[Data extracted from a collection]
= = = =
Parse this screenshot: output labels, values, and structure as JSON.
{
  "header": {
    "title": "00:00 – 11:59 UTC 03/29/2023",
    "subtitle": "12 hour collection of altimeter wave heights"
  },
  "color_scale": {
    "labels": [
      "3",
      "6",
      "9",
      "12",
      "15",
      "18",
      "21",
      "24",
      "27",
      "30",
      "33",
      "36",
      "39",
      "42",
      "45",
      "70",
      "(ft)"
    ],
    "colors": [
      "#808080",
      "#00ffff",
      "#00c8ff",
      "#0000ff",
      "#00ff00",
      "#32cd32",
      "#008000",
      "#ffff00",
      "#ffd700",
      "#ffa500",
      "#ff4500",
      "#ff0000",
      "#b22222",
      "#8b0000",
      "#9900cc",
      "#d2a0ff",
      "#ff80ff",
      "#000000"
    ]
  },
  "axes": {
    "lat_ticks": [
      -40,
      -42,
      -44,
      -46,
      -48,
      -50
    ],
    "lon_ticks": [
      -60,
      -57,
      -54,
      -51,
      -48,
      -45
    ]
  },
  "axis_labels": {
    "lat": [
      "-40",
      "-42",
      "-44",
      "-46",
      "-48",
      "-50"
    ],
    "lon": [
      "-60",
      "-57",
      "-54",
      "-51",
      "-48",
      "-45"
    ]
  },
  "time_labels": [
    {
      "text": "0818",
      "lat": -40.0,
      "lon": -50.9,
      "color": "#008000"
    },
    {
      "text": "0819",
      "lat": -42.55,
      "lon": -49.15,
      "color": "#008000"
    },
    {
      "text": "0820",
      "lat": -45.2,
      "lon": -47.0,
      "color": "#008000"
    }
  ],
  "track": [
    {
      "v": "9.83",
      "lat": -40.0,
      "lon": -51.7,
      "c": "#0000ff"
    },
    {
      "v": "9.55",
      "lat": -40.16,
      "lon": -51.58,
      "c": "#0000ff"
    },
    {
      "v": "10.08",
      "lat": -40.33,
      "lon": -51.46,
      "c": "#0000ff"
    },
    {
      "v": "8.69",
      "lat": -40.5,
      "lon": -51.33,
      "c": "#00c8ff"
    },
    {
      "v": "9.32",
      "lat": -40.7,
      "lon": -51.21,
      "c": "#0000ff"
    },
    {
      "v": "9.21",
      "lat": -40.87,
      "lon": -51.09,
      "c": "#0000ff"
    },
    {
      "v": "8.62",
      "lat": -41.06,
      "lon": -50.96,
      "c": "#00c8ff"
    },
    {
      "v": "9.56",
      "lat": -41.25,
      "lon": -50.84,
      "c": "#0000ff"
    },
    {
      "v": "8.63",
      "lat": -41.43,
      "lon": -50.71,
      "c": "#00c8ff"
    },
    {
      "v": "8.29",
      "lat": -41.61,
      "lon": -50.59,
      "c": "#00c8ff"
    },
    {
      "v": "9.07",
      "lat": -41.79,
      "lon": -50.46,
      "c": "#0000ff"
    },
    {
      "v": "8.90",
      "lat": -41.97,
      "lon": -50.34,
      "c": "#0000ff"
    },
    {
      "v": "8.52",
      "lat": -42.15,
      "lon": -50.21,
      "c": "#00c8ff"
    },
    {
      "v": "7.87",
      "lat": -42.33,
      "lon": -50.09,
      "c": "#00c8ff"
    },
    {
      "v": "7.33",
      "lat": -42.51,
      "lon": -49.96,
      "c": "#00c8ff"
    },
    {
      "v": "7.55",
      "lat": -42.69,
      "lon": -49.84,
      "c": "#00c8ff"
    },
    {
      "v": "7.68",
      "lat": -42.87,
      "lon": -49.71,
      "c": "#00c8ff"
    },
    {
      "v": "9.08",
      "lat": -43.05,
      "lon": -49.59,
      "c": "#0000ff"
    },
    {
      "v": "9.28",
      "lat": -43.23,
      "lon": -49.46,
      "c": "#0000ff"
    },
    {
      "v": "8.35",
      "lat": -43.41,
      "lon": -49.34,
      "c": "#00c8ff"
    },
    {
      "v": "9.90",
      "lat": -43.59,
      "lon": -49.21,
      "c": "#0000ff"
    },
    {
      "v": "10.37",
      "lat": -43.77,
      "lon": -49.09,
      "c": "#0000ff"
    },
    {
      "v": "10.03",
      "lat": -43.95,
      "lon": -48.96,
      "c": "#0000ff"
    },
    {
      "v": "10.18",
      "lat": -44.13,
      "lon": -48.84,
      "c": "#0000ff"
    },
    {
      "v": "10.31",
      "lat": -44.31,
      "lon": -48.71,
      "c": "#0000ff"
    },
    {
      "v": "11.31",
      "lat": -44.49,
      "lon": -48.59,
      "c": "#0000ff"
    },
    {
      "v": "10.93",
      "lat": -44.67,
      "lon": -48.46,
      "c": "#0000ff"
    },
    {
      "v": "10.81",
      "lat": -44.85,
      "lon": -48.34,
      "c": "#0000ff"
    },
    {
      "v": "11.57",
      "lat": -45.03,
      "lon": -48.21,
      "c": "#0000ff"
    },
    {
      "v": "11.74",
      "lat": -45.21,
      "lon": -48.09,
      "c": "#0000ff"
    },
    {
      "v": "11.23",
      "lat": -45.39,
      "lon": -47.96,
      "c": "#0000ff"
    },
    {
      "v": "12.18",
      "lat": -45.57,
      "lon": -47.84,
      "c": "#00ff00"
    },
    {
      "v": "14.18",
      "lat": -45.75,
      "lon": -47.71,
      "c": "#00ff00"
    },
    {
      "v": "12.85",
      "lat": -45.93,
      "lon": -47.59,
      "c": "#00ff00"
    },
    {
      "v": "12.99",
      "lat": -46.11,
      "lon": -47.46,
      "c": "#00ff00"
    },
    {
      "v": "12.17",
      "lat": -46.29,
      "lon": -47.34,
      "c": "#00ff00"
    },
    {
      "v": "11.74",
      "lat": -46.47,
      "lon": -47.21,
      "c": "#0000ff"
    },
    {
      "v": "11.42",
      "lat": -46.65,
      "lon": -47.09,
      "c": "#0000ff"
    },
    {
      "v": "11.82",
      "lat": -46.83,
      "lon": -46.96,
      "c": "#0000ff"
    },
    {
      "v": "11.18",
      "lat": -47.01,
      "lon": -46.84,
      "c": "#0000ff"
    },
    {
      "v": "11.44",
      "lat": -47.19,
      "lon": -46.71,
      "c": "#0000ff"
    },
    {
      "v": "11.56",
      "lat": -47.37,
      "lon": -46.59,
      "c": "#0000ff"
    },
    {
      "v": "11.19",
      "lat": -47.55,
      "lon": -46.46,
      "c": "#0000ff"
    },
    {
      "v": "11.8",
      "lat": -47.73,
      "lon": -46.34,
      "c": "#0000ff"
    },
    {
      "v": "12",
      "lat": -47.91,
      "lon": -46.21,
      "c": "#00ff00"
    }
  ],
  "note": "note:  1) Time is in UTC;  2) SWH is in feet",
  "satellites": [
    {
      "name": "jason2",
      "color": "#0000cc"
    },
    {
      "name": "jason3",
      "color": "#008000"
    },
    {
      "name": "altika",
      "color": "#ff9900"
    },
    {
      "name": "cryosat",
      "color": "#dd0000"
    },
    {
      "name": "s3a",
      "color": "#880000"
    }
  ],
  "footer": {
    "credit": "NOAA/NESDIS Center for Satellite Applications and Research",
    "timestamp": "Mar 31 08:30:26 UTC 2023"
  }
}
= = = =
**Problem statement**. Every line of the data above should be reproduced word for word.

**Output of the task**.
Parse this screenshot: output labels, values, and structure as JSON.
{
  "header": {
    "title": "00:00 – 11:59 UTC 03/29/2023",
    "subtitle": "12 hour collection of altimeter wave heights"
  },
  "color_scale": {
    "labels": [
      "3",
      "6",
      "9",
      "12",
      "15",
      "18",
      "21",
      "24",
      "27",
      "30",
      "33",
      "36",
      "39",
      "42",
      "45",
      "70",
      "(ft)"
    ],
    "colors": [
      "#808080",
      "#00ffff",
      "#00c8ff",
      "#0000ff",
      "#00ff00",
      "#32cd32",
      "#008000",
      "#ffff00",
      "#ffd700",
      "#ffa500",
      "#ff4500",
      "#ff0000",
      "#b22222",
      "#8b0000",
      "#9900cc",
      "#d2a0ff",
      "#ff80ff",
      "#000000"
    ]
  },
  "axes": {
    "lat_ticks": [
      -40,
      -42,
      -44,
      -46,
      -48,
      -50
    ],
    "lon_ticks": [
      -60,
      -57,
      -54,
      -51,
      -48,
      -45
    ]
  },
  "axis_labels": {
    "lat": [
      "-40",
      "-42",
      "-44",
      "-46",
      "-48",
      "-50"
    ],
    "lon": [
      "-60",
      "-57",
      "-54",
      "-51",
      "-48",
      "-45"
    ]
  },
  "time_labels": [
    {
      "text": "0818",
      "lat": -40.0,
      "lon": -50.9,
      "color": "#008000"
    },
    {
      "text": "0819",
      "lat": -42.55,
      "lon": -49.15,
      "color": "#008000"
    },
    {
      "text": "0820",
      "lat": -45.2,
      "lon": -47.0,
      "color": "#008000"
    }
  ],
  "track": [
    {
      "v": "9.83",
      "lat": -40.0,
      "lon": -51.7,
      "c": "#0000ff"
    },
    {
      "v": "9.55",
      "lat": -40.16,
      "lon": -51.58,
      "c": "#0000ff"
    },
    {
      "v": "10.08",
      "lat": -40.33,
      "lon": -51.46,
      "c": "#0000ff"
    },
    {
      "v": "8.69",
      "lat": -40.5,
      "lon": -51.33,
      "c": "#00c8ff"
    },
    {
      "v": "9.32",
      "lat": -40.7,
      "lon": -51.21,
      "c": "#0000ff"
    },
    {
      "v": "9.21",
      "lat": -40.87,
      "lon": -51.09,
      "c": "#0000ff"
    },
    {
      "v": "8.62",
      "lat": -41.06,
      "lon": -50.96,
      "c": "#00c8ff"
    },
    {
      "v": "9.56",
      "lat": -41.25,
      "lon": -50.84,
      "c": "#0000ff"
    },
    {
      "v": "8.63",
      "lat": -41.43,
      "lon": -50.71,
      "c": "#00c8ff"
    },
    {
      "v": "8.29",
      "lat": -41.61,
      "lon": -50.59,
      "c": "#00c8ff"
    },
    {
      "v": "9.07",
      "lat": -41.79,
      "lon": -50.46,
      "c": "#0000ff"
    },
    {
      "v": "8.90",
      "lat": -41.97,
      "lon": -50.34,
      "c": "#0000ff"
    },
    {
      "v": "8.52",
      "lat": -42.15,
      "lon": -50.21,
      "c": "#00c8ff"
    },
    {
      "v": "7.87",
      "lat": -42.33,
      "lon": -50.09,
      "c": "#00c8ff"
    },
    {
      "v": "7.33",
      "lat": -42.51,
      "lon": -49.96,
      "c": "#00c8ff"
    },
    {
      "v": "7.55",
      "lat": -42.69,
      "lon": -49.84,
      "c": "#00c8ff"
    },
    {
      "v": "7.68",
      "lat": -42.87,
      "lon": -49.71,
      "c": "#00c8ff"
    },
    {
      "v": "9.08",
      "lat": -43.05,
      "lon": -49.59,
      "c": "#0000ff"
    },
    {
      "v": "9.28",
      "lat": -43.23,
      "lon": -49.46,
      "c": "#0000ff"
    },
    {
      "v": "8.35",
      "lat": -43.41,
      "lon": -49.34,
      "c": "#00c8ff"
    },
    {
      "v": "9.90",
      "lat": -43.59,
      "lon": -49.21,
      "c": "#0000ff"
    },
    {
      "v": "10.37",
      "lat": -43.77,
      "lon": -49.09,
      "c": "#0000ff"
    },
    {
      "v": "10.03",
      "lat": -43.95,
      "lon": -48.96,
      "c": "#0000ff"
    },
    {
      "v": "10.18",
      "lat": -44.13,
      "lon": -48.84,
      "c": "#0000ff"
    },
    {
      "v": "10.31",
      "lat": -44.31,
      "lon": -48.71,
      "c": "#0000ff"
    },
    {
      "v": "11.31",
      "lat": -44.49,
      "lon": -48.59,
      "c": "#0000ff"
    },
    {
      "v": "10.93",
      "lat": -44.67,
      "lon": -48.46,
      "c": "#0000ff"
    },
    {
      "v": "10.81",
      "lat": -44.85,
      "lon": -48.34,
      "c": "#0000ff"
    },
    {
      "v": "11.57",
      "lat": -45.03,
      "lon": -48.21,
      "c": "#0000ff"
    },
    {
      "v": "11.74",
      "lat": -45.21,
      "lon": -48.09,
      "c": "#0000ff"
    },
    {
      "v": "11.23",
      "lat": -45.39,
      "lon": -47.96,
      "c": "#0000ff"
    },
    {
      "v": "12.18",
      "lat": -45.57,
      "lon": -47.84,
      "c": "#00ff00"
    },
    {
      "v": "14.18",
      "lat": -45.75,
      "lon": -47.71,
      "c": "#00ff00"
    },
    {
      "v": "12.85",
      "lat": -45.93,
      "lon": -47.59,
      "c": "#00ff00"
    },
    {
      "v": "12.99",
      "lat": -46.11,
      "lon": -47.46,
      "c": "#00ff00"
    },
    {
      "v": "12.17",
      "lat": -46.29,
      "lon": -47.34,
      "c": "#00ff00"
    },
    {
      "v": "11.74",
      "lat": -46.47,
      "lon": -47.21,
      "c": "#0000ff"
    },
    {
      "v": "11.42",
      "lat": -46.65,
      "lon": -47.09,
      "c": "#0000ff"
    },
    {
      "v": "11.82",
      "lat": -46.83,
      "lon": -46.96,
      "c": "#0000ff"
    },
    {
      "v": "11.18",
      "lat": -47.01,
      "lon": -46.84,
      "c": "#0000ff"
    },
    {
      "v": "11.44",
      "lat": -47.19,
      "lon": -46.71,
      "c": "#0000ff"
    },
    {
      "v": "11.56",
      "lat": -47.37,
      "lon": -46.59,
      "c": "#0000ff"
    },
    {
      "v": "11.19",
      "lat": -47.55,
      "lon": -46.46,
      "c": "#0000ff"
    },
    {
      "v": "11.8",
      "lat": -47.73,
      "lon": -46.34,
      "c": "#0000ff"
    },
    {
      "v": "12",
      "lat": -47.91,
      "lon": -46.21,
      "c": "#00ff00"
    }
  ],
  "note": "note:  1) Time is in UTC;  2) SWH is in feet",
  "satellites": [
    {
      "name": "jason2",
      "color": "#0000cc"
    },
    {
      "name": "jason3",
      "color": "#008000"
    },
    {
      "name": "altika",
      "color": "#ff9900"
    },
    {
      "name": "cryosat",
      "color": "#dd0000"
    },
    {
      "name": "s3a",
      "color": "#880000"
    }
  ],
  "footer": {
    "credit": "NOAA/NESDIS Center for Satellite Applications and Research",
    "timestamp": "Mar 31 08:30:26 UTC 2023"
  }
}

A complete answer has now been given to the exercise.